▶ **SET EXERCISE**: Will you give the material below again, every line exactly as it is?

▶ **DATA TO USE**:
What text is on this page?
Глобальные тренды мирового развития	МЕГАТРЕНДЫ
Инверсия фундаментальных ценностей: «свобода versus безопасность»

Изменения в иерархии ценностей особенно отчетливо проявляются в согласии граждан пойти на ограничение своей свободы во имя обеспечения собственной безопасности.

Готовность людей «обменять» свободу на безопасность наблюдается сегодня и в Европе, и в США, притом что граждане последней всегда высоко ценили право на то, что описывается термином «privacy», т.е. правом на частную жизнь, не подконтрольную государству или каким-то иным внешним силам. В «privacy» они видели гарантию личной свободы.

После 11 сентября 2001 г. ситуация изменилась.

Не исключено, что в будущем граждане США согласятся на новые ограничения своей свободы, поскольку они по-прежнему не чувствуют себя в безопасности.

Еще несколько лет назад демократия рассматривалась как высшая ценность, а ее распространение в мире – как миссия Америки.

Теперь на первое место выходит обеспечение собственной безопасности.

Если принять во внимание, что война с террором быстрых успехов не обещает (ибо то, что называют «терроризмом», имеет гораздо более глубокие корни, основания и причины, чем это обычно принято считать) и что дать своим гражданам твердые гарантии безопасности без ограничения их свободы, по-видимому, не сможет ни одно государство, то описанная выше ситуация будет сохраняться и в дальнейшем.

▶ **EXERCISE OUTPUT**:
What text is on this page?
Глобальные тренды мирового развития	МЕГАТРЕНДЫ
Инверсия фундаментальных ценностей: «свобода versus безопасность»

Изменения в иерархии ценностей особенно отчетливо проявляются в согласии граждан пойти на ограничение своей свободы во имя обеспечения собственной безопасности.

Готовность людей «обменять» свободу на безопасность наблюдается сегодня и в Европе, и в США, притом что граждане последней всегда высоко ценили право на то, что описывается термином «privacy», т.е. правом на частную жизнь, не подконтрольную государству или каким-то иным внешним силам. В «privacy» они видели гарантию личной свободы.

После 11 сентября 2001 г. ситуация изменилась.

Не исключено, что в будущем граждане США согласятся на новые ограничения своей свободы, поскольку они по-прежнему не чувствуют себя в безопасности.

Еще несколько лет назад демократия рассматривалась как высшая ценность, а ее распространение в мире – как миссия Америки.

Теперь на первое место выходит обеспечение собственной безопасности.

Если принять во внимание, что война с террором быстрых успехов не обещает (ибо то, что называют «терроризмом», имеет гораздо более глубокие корни, основания и причины, чем это обычно принято считать) и что дать своим гражданам твердые гарантии безопасности без ограничения их свободы, по-видимому, не сможет ни одно государство, то описанная выше ситуация будет сохраняться и в дальнейшем.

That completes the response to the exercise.